» **ENTRIES SHOWN**

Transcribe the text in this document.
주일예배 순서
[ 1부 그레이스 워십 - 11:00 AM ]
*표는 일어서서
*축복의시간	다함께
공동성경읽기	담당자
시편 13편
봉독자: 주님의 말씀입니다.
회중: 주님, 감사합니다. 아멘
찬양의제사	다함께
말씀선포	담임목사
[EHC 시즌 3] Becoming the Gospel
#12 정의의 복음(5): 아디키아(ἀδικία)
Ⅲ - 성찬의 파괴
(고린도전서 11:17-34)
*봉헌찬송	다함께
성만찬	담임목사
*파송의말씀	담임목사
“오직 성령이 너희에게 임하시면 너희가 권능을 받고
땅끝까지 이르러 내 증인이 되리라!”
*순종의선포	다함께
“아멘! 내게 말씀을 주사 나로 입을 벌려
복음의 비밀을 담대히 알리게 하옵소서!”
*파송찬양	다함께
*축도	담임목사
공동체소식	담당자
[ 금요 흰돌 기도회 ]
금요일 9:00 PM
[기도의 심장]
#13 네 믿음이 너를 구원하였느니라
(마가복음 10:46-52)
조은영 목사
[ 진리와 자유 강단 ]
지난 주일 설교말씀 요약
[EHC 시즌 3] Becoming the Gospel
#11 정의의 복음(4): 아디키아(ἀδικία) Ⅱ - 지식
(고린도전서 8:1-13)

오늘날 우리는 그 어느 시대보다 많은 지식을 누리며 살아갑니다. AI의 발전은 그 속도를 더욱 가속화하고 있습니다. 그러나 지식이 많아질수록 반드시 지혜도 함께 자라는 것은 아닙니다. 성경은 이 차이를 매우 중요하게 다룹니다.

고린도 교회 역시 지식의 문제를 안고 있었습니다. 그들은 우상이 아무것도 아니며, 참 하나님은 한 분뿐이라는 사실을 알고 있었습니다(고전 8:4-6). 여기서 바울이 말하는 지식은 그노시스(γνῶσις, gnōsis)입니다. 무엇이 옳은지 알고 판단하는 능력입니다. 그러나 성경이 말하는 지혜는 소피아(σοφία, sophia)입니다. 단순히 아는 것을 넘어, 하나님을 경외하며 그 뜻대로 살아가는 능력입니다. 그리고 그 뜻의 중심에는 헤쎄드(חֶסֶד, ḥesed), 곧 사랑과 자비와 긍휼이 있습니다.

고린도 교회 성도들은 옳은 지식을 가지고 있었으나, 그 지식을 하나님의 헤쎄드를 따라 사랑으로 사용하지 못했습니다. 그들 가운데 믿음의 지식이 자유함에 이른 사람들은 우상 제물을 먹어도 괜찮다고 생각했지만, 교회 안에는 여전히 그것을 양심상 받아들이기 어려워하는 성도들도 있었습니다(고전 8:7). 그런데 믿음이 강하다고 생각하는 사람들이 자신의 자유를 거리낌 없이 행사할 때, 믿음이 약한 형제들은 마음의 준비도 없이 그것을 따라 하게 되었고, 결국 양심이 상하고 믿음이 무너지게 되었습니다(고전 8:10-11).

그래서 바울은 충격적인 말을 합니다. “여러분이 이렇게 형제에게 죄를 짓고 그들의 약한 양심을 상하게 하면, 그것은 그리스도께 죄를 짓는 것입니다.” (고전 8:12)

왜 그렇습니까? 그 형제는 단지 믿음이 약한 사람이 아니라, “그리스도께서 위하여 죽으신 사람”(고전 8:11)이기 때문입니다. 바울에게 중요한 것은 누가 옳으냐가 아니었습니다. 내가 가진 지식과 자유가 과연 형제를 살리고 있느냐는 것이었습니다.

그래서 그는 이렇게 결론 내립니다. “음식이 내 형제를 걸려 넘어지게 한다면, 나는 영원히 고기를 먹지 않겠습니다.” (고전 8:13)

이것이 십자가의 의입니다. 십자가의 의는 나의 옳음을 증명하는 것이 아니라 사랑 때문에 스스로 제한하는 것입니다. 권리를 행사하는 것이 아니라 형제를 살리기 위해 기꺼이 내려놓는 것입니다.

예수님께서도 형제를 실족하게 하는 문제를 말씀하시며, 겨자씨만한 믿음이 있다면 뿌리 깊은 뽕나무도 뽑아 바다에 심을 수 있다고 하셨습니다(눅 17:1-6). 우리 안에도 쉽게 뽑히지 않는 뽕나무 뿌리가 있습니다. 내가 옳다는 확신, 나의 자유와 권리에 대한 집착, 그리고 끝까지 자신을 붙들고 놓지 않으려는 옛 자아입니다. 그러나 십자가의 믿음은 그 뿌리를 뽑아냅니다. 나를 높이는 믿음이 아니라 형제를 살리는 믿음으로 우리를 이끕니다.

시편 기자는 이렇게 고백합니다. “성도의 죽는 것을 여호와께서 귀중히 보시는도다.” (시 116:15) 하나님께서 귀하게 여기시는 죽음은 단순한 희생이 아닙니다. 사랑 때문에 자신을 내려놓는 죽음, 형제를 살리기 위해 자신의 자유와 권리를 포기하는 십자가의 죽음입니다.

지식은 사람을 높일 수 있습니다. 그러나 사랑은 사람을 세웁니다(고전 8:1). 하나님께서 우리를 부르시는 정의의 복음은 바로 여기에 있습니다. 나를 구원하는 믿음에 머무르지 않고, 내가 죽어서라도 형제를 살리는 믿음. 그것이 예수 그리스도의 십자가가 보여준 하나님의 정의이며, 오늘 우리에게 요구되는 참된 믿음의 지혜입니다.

» **PROBLEM REQUIREMENTS**
Return every line exactly.

» **TASK SOLUTION**
Transcribe the text in this document.
주일예배 순서
[ 1부 그레이스 워십 - 11:00 AM ]
*표는 일어서서
*축복의시간	다함께
공동성경읽기	담당자
시편 13편
봉독자: 주님의 말씀입니다.
회중: 주님, 감사합니다. 아멘
찬양의제사	다함께
말씀선포	담임목사
[EHC 시즌 3] Becoming the Gospel
#12 정의의 복음(5): 아디키아(ἀδικία)
Ⅲ - 성찬의 파괴
(고린도전서 11:17-34)
*봉헌찬송	다함께
성만찬	담임목사
*파송의말씀	담임목사
“오직 성령이 너희에게 임하시면 너희가 권능을 받고
땅끝까지 이르러 내 증인이 되리라!”
*순종의선포	다함께
“아멘! 내게 말씀을 주사 나로 입을 벌려
복음의 비밀을 담대히 알리게 하옵소서!”
*파송찬양	다함께
*축도	담임목사
공동체소식	담당자
[ 금요 흰돌 기도회 ]
금요일 9:00 PM
[기도의 심장]
#13 네 믿음이 너를 구원하였느니라
(마가복음 10:46-52)
조은영 목사
[ 진리와 자유 강단 ]
지난 주일 설교말씀 요약
[EHC 시즌 3] Becoming the Gospel
#11 정의의 복음(4): 아디키아(ἀδικία) Ⅱ - 지식
(고린도전서 8:1-13)

오늘날 우리는 그 어느 시대보다 많은 지식을 누리며 살아갑니다. AI의 발전은 그 속도를 더욱 가속화하고 있습니다. 그러나 지식이 많아질수록 반드시 지혜도 함께 자라는 것은 아닙니다. 성경은 이 차이를 매우 중요하게 다룹니다.

고린도 교회 역시 지식의 문제를 안고 있었습니다. 그들은 우상이 아무것도 아니며, 참 하나님은 한 분뿐이라는 사실을 알고 있었습니다(고전 8:4-6). 여기서 바울이 말하는 지식은 그노시스(γνῶσις, gnōsis)입니다. 무엇이 옳은지 알고 판단하는 능력입니다. 그러나 성경이 말하는 지혜는 소피아(σοφία, sophia)입니다. 단순히 아는 것을 넘어, 하나님을 경외하며 그 뜻대로 살아가는 능력입니다. 그리고 그 뜻의 중심에는 헤쎄드(חֶסֶד, ḥesed), 곧 사랑과 자비와 긍휼이 있습니다.

고린도 교회 성도들은 옳은 지식을 가지고 있었으나, 그 지식을 하나님의 헤쎄드를 따라 사랑으로 사용하지 못했습니다. 그들 가운데 믿음의 지식이 자유함에 이른 사람들은 우상 제물을 먹어도 괜찮다고 생각했지만, 교회 안에는 여전히 그것을 양심상 받아들이기 어려워하는 성도들도 있었습니다(고전 8:7). 그런데 믿음이 강하다고 생각하는 사람들이 자신의 자유를 거리낌 없이 행사할 때, 믿음이 약한 형제들은 마음의 준비도 없이 그것을 따라 하게 되었고, 결국 양심이 상하고 믿음이 무너지게 되었습니다(고전 8:10-11).

그래서 바울은 충격적인 말을 합니다. “여러분이 이렇게 형제에게 죄를 짓고 그들의 약한 양심을 상하게 하면, 그것은 그리스도께 죄를 짓는 것입니다.” (고전 8:12)

왜 그렇습니까? 그 형제는 단지 믿음이 약한 사람이 아니라, “그리스도께서 위하여 죽으신 사람”(고전 8:11)이기 때문입니다. 바울에게 중요한 것은 누가 옳으냐가 아니었습니다. 내가 가진 지식과 자유가 과연 형제를 살리고 있느냐는 것이었습니다.

그래서 그는 이렇게 결론 내립니다. “음식이 내 형제를 걸려 넘어지게 한다면, 나는 영원히 고기를 먹지 않겠습니다.” (고전 8:13)

이것이 십자가의 의입니다. 십자가의 의는 나의 옳음을 증명하는 것이 아니라 사랑 때문에 스스로 제한하는 것입니다. 권리를 행사하는 것이 아니라 형제를 살리기 위해 기꺼이 내려놓는 것입니다.

예수님께서도 형제를 실족하게 하는 문제를 말씀하시며, 겨자씨만한 믿음이 있다면 뿌리 깊은 뽕나무도 뽑아 바다에 심을 수 있다고 하셨습니다(눅 17:1-6). 우리 안에도 쉽게 뽑히지 않는 뽕나무 뿌리가 있습니다. 내가 옳다는 확신, 나의 자유와 권리에 대한 집착, 그리고 끝까지 자신을 붙들고 놓지 않으려는 옛 자아입니다. 그러나 십자가의 믿음은 그 뿌리를 뽑아냅니다. 나를 높이는 믿음이 아니라 형제를 살리는 믿음으로 우리를 이끕니다.

시편 기자는 이렇게 고백합니다. “성도의 죽는 것을 여호와께서 귀중히 보시는도다.” (시 116:15) 하나님께서 귀하게 여기시는 죽음은 단순한 희생이 아닙니다. 사랑 때문에 자신을 내려놓는 죽음, 형제를 살리기 위해 자신의 자유와 권리를 포기하는 십자가의 죽음입니다.

지식은 사람을 높일 수 있습니다. 그러나 사랑은 사람을 세웁니다(고전 8:1). 하나님께서 우리를 부르시는 정의의 복음은 바로 여기에 있습니다. 나를 구원하는 믿음에 머무르지 않고, 내가 죽어서라도 형제를 살리는 믿음. 그것이 예수 그리스도의 십자가가 보여준 하나님의 정의이며, 오늘 우리에게 요구되는 참된 믿음의 지혜입니다.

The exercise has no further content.